[Data entries]
>>>>
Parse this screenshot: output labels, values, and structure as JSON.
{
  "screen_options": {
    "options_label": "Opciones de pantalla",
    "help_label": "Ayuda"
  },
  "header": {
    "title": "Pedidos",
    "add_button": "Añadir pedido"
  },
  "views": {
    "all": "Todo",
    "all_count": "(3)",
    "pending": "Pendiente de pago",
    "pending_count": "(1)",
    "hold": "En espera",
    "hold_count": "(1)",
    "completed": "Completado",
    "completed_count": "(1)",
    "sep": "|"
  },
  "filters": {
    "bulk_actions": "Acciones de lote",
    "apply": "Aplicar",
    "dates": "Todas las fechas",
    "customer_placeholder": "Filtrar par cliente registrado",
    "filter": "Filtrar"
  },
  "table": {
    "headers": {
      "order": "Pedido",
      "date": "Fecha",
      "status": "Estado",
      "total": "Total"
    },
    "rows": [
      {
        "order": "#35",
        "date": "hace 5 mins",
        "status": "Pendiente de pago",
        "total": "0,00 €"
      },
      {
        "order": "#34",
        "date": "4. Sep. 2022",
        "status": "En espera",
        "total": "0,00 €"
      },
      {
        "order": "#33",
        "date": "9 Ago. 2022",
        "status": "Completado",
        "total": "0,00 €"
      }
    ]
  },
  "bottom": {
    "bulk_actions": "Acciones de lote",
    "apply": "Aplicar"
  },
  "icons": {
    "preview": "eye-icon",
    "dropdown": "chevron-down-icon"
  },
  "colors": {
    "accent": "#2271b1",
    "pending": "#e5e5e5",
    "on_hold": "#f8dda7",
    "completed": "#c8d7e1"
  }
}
<<<<
● Task directions
Exactly reproduce all of the entries above.

● Correct result
Parse this screenshot: output labels, values, and structure as JSON.
{
  "screen_options": {
    "options_label": "Opciones de pantalla",
    "help_label": "Ayuda"
  },
  "header": {
    "title": "Pedidos",
    "add_button": "Añadir pedido"
  },
  "views": {
    "all": "Todo",
    "all_count": "(3)",
    "pending": "Pendiente de pago",
    "pending_count": "(1)",
    "hold": "En espera",
    "hold_count": "(1)",
    "completed": "Completado",
    "completed_count": "(1)",
    "sep": "|"
  },
  "filters": {
    "bulk_actions": "Acciones de lote",
    "apply": "Aplicar",
    "dates": "Todas las fechas",
    "customer_placeholder": "Filtrar par cliente registrado",
    "filter": "Filtrar"
  },
  "table": {
    "headers": {
      "order": "Pedido",
      "date": "Fecha",
      "status": "Estado",
      "total": "Total"
    },
    "rows": [
      {
        "order": "#35",
        "date": "hace 5 mins",
        "status": "Pendiente de pago",
        "total": "0,00 €"
      },
      {
        "order": "#34",
        "date": "4. Sep. 2022",
        "status": "En espera",
        "total": "0,00 €"
      },
      {
        "order": "#33",
        "date": "9 Ago. 2022",
        "status": "Completado",
        "total": "0,00 €"
      }
    ]
  },
  "bottom": {
    "bulk_actions": "Acciones de lote",
    "apply": "Aplicar"
  },
  "icons": {
    "preview": "eye-icon",
    "dropdown": "chevron-down-icon"
  },
  "colors": {
    "accent": "#2271b1",
    "pending": "#e5e5e5",
    "on_hold": "#f8dda7",
    "completed": "#c8d7e1"
  }
}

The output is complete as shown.